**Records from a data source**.
....

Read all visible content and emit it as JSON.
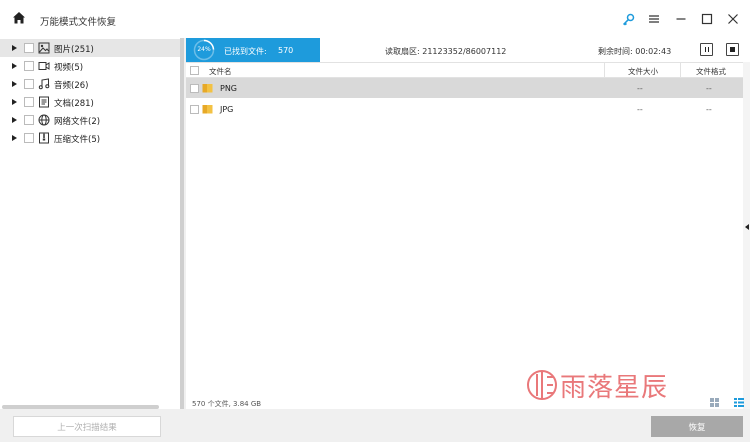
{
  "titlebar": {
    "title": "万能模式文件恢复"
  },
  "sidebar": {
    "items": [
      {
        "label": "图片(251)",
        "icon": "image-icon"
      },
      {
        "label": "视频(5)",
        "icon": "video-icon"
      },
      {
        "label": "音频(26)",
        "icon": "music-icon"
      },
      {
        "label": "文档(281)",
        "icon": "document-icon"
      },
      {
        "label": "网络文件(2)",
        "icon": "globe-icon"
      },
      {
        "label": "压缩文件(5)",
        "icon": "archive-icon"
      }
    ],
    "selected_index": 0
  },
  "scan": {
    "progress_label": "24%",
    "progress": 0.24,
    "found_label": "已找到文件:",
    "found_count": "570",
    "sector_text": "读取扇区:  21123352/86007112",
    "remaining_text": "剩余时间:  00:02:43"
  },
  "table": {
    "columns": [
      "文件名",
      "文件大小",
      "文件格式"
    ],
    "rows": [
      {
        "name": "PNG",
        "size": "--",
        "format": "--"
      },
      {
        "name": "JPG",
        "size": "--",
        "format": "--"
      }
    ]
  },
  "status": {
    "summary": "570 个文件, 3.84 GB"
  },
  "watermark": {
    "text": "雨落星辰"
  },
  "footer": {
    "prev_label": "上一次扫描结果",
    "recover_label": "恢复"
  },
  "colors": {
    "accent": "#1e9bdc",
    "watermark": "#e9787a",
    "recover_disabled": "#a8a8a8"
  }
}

....

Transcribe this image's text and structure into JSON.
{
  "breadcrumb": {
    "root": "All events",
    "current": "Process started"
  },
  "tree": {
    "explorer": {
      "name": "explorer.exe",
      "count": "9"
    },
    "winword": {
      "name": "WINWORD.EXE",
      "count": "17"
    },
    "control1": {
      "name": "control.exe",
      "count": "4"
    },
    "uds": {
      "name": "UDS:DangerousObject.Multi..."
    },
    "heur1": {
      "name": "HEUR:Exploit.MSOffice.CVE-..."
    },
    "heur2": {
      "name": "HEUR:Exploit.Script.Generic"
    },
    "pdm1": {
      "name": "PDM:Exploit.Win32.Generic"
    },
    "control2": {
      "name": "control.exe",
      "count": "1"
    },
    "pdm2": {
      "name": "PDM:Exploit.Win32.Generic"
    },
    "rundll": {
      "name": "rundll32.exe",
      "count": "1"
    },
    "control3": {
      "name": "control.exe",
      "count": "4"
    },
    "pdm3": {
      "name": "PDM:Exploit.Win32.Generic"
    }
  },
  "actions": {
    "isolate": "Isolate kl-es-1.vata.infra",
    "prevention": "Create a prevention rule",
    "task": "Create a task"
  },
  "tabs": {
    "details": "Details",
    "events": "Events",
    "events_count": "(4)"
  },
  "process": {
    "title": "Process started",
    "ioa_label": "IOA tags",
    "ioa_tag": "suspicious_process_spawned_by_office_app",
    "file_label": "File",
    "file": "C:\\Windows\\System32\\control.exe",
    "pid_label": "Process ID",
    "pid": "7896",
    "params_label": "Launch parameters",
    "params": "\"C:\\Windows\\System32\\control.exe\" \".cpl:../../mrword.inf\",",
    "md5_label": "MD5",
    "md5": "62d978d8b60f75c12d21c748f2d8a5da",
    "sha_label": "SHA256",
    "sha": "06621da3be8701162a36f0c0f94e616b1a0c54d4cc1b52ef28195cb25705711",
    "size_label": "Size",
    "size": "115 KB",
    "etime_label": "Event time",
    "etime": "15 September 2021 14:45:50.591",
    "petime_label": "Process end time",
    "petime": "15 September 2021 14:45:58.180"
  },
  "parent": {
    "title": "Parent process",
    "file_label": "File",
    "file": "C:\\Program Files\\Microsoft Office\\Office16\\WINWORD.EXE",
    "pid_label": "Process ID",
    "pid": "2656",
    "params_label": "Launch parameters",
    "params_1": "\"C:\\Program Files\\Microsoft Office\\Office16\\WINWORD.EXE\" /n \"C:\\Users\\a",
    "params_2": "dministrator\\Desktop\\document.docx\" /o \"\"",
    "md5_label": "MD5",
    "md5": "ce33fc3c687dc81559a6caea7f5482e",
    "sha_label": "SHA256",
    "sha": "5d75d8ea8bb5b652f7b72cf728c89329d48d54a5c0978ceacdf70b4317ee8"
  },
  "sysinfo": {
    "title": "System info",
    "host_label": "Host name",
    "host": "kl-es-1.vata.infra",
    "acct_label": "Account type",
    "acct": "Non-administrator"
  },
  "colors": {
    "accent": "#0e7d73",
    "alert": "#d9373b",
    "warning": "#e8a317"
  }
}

....

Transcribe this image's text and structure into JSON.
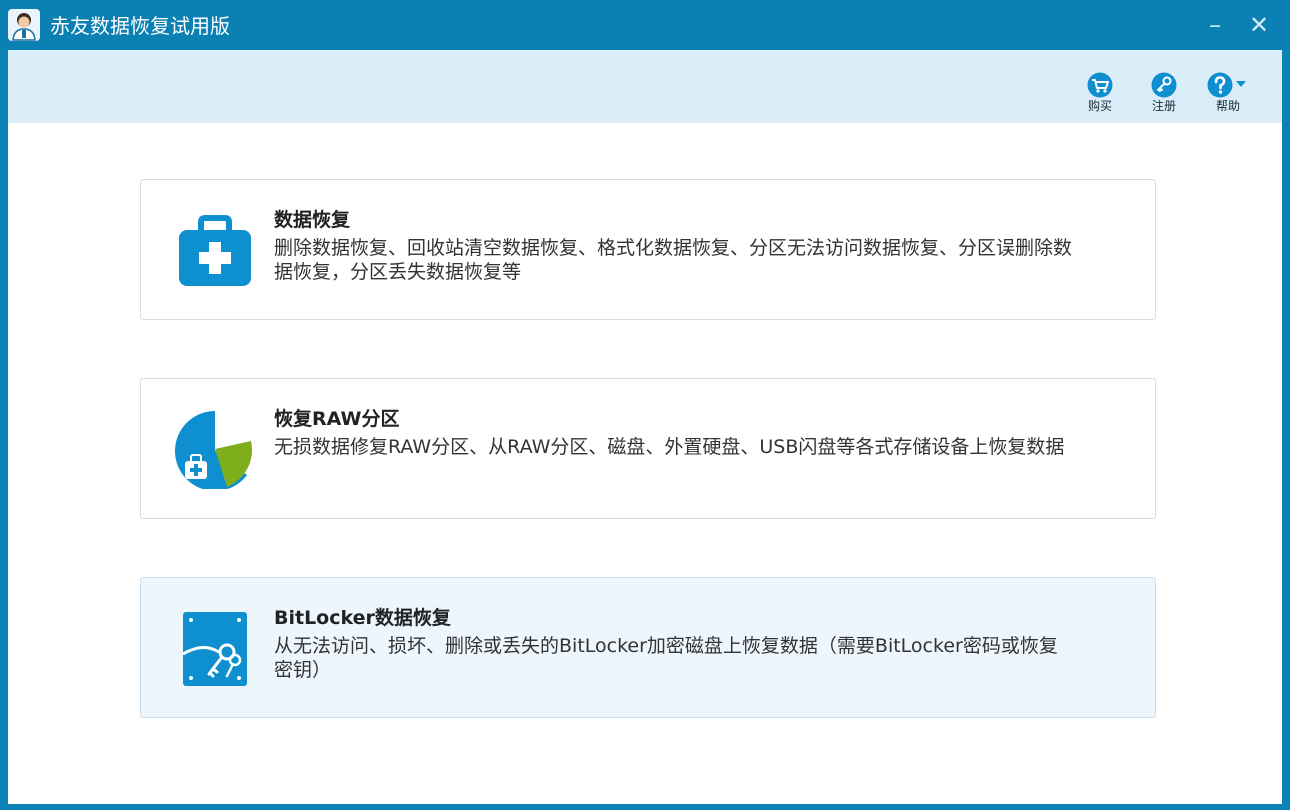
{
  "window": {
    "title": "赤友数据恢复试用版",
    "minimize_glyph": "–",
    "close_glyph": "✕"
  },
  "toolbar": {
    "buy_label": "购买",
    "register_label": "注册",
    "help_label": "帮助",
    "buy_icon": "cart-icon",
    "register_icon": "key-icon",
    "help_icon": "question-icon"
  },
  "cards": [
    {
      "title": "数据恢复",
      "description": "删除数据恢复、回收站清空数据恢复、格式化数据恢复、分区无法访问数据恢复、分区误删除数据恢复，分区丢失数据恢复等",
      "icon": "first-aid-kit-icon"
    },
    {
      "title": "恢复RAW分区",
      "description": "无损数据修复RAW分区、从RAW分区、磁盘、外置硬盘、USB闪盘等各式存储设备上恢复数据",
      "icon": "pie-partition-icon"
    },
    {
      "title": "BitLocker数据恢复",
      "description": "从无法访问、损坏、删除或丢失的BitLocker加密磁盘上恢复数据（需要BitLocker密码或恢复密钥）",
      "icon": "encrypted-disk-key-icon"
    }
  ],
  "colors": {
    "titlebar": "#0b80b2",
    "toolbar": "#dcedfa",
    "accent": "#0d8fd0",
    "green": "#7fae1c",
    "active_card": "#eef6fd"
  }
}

....

**WHAT IS BEING ASKED**. Tally up the lines with the word "September" in them, and answer with that number by itself.

**RIGHT ANSWER**. 2